## [STATED GOAL A]
Update the stream-median passage by reproducing it from "To understand problem" up to and including "array is even.", with "data set" changed to "dataset".

## [PAGE EXTRACT]
We solve two problems which involved streams, first was to find first non repeated character in stream and second was LRU cache. Let’s discuss another problem which is to find median of integers stream. Problem statement is like this: Given continuous stream of integers, find median of integers stream received till given point of time. Median can be asked at multiple times.

To understand problem better, ask yourself, what is a median?

The median is the value separating the higher half from the lower half of a data sample. For a data set, it may be thought of as the “middle” value.

Wikipedia

For example, in the data set {1, 3, 3, 6, 7, 8, 9}, the median is 6, the fourth largest, and also the fourth smallest, number in the sample.

Median of sorted array of integers is element at middle index of array if size of array is odd and average of elements at mid and mid +1 elements if size of array is even.

Now, that we understood the definition of median. let’s go back to our problem and take an example to understand it further. Problem is that we get integers from a stream, one by one and at any given point of time, we have to return median of set of integers received till now.

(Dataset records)

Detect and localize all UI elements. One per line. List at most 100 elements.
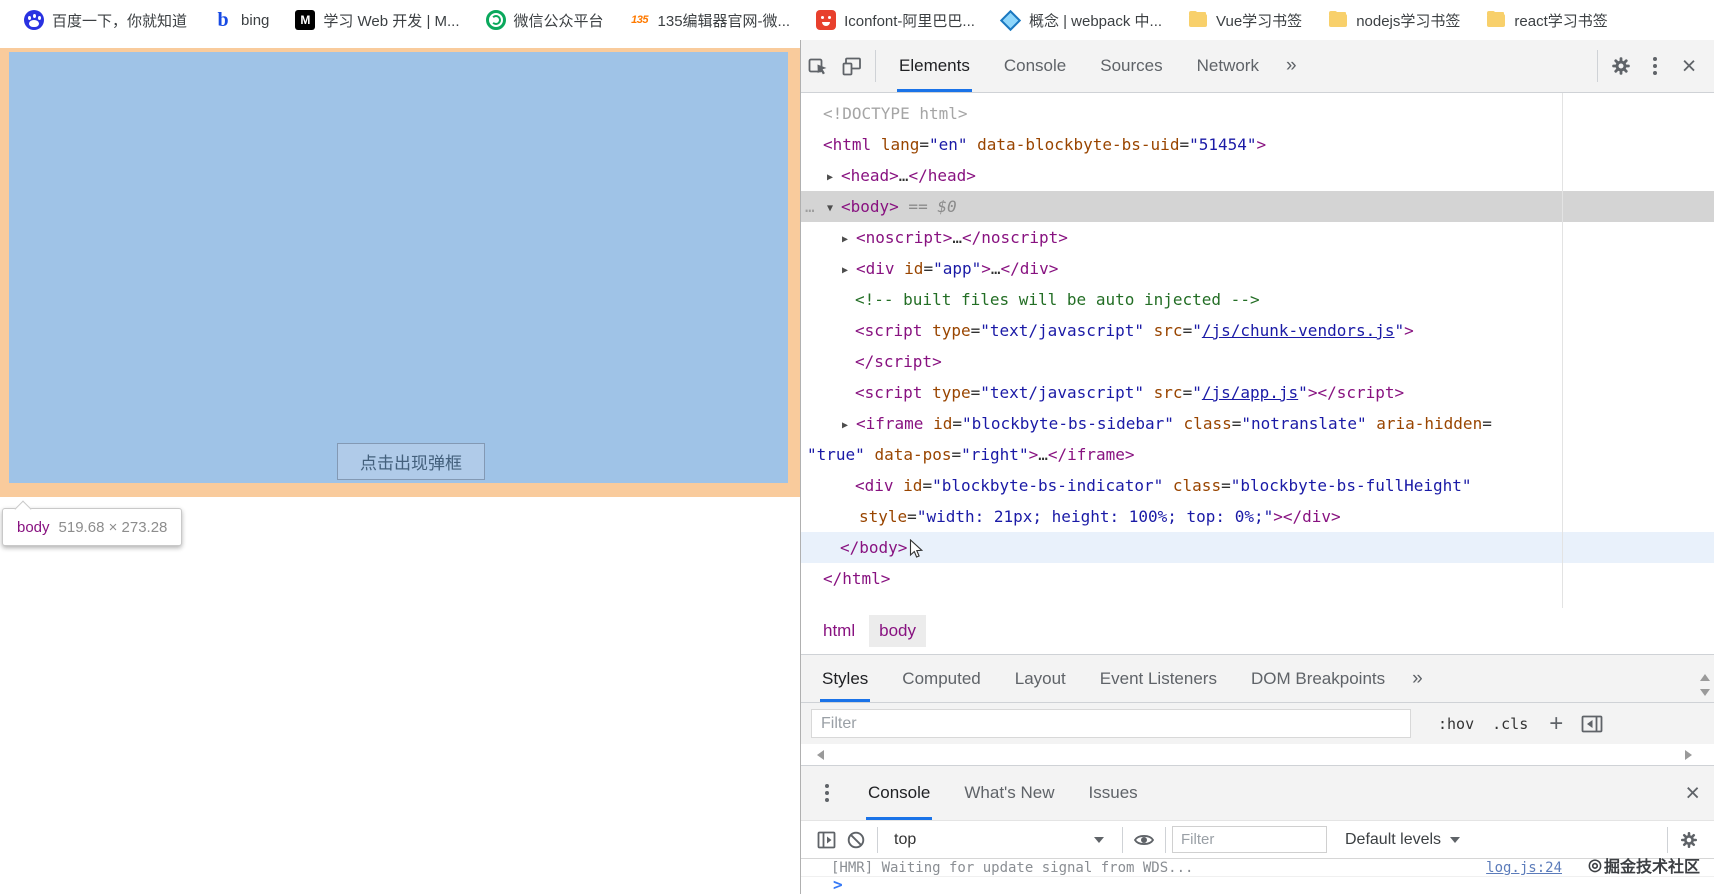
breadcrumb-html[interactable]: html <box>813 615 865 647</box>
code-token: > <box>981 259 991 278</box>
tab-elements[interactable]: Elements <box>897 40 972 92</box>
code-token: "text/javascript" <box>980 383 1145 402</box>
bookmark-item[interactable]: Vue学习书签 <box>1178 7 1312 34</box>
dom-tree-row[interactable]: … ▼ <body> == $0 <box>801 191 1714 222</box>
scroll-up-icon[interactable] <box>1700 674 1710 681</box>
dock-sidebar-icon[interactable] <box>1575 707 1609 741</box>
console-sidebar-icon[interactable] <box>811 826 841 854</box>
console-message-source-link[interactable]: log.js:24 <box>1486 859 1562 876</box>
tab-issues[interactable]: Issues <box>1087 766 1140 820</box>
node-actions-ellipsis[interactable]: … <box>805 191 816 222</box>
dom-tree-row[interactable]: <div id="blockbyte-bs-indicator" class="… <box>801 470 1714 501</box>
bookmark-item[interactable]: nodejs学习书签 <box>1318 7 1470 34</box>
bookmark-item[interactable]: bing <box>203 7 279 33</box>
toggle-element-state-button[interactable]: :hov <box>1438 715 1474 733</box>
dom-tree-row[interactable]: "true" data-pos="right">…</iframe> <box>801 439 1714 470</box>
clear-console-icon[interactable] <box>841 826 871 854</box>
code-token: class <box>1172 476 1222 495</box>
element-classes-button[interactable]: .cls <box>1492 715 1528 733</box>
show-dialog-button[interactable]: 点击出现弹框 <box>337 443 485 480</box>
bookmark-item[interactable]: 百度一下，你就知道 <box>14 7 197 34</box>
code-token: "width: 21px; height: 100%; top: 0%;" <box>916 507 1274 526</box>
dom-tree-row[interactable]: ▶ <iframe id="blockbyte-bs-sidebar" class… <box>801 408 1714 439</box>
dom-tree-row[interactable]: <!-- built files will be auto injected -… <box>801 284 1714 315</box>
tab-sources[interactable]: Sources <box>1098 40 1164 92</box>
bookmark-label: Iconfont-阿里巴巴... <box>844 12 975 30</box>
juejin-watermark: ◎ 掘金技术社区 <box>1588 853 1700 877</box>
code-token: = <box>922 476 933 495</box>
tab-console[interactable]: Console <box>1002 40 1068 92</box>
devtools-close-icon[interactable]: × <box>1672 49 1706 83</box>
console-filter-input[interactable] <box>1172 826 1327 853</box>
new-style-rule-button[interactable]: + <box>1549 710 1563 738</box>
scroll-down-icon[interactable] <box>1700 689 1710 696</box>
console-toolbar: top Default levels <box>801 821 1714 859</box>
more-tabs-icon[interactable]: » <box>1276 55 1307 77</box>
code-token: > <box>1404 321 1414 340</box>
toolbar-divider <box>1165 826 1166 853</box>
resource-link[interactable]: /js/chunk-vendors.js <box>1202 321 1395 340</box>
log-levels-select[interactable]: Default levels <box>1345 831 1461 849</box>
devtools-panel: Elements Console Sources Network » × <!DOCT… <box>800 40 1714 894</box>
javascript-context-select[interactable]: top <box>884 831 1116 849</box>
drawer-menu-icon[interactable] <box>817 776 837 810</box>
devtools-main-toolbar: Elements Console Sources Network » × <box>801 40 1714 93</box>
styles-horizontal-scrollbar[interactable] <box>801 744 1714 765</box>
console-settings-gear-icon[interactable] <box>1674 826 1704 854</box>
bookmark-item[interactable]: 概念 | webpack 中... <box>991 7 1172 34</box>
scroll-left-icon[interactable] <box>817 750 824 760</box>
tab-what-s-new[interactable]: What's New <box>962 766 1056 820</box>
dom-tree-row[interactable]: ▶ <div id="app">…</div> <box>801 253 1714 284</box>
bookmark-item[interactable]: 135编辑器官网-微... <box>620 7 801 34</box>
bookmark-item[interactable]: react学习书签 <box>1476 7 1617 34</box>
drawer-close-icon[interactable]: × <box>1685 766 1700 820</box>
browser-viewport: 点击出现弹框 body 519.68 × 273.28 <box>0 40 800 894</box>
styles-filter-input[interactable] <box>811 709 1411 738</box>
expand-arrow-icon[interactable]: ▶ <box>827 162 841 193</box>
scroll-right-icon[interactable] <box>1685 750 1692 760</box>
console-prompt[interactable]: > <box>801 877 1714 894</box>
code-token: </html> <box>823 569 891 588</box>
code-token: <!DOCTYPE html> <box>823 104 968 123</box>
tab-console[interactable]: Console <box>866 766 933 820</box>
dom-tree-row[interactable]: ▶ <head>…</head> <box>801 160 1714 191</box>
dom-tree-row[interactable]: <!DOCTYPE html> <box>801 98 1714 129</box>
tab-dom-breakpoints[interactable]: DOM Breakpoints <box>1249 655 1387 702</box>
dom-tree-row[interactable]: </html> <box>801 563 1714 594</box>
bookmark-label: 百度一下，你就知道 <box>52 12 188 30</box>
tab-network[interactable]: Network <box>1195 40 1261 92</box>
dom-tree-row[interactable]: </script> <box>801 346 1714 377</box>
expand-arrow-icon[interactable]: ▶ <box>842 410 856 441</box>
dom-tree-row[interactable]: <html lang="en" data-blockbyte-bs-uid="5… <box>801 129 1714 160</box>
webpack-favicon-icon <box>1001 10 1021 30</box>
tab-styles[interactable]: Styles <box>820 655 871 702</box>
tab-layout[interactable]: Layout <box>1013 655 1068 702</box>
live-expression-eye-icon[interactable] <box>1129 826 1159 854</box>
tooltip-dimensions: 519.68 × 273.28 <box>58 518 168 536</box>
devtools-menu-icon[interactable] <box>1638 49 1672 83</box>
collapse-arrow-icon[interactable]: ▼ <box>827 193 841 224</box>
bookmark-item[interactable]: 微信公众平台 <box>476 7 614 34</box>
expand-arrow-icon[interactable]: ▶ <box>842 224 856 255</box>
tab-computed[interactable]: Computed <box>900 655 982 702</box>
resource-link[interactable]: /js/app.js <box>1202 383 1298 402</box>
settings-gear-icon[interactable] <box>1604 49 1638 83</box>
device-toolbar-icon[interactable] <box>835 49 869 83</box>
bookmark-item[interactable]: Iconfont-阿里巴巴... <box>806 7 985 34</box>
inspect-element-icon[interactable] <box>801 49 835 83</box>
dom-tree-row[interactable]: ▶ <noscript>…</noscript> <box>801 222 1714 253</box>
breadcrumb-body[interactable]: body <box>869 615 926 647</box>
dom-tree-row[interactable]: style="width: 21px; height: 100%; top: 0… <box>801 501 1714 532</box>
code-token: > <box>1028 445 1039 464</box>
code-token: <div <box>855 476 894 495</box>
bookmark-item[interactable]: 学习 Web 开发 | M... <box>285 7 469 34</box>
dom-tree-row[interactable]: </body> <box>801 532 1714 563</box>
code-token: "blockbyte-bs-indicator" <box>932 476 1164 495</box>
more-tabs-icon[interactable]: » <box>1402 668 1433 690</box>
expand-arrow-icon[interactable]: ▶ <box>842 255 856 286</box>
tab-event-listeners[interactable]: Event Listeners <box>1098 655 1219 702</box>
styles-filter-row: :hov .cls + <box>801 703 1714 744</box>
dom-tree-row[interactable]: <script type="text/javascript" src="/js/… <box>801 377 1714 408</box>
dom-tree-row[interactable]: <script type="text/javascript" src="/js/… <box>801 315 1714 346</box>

## [STATED GOAL B]
Return the rows of the dataset records from the line with "breadcrumb-html[interactable]: html <box>813" up to and including the line with "dom-tree-row[interactable]: … ▼", character for character.

## [WRITTEN RESPONSE A]
To understand problem better, ask yourself, what is a median?

The median is the value separating the higher half from the lower half of a data sample. For a dataset, it may be thought of as the “middle” value.

Wikipedia

For example, in the dataset {1, 3, 3, 6, 7, 8, 9}, the median is 6, the fourth largest, and also the fourth smallest, number in the sample.

Median of sorted array of integers is element at middle index of array if size of array is odd and average of elements at mid and mid +1 elements if size of array is even.

## [WRITTEN RESPONSE B]
breadcrumb-html[interactable]: html <box>813 615 865 647</box>
code-token: > <box>981 259 991 278</box>
tab-elements[interactable]: Elements <box>897 40 972 92</box>
code-token: "text/javascript" <box>980 383 1145 402</box>
bookmark-item[interactable]: Vue学习书签 <box>1178 7 1312 34</box>
dom-tree-row[interactable]: … ▼ <body> == $0 <box>801 191 1714 222</box>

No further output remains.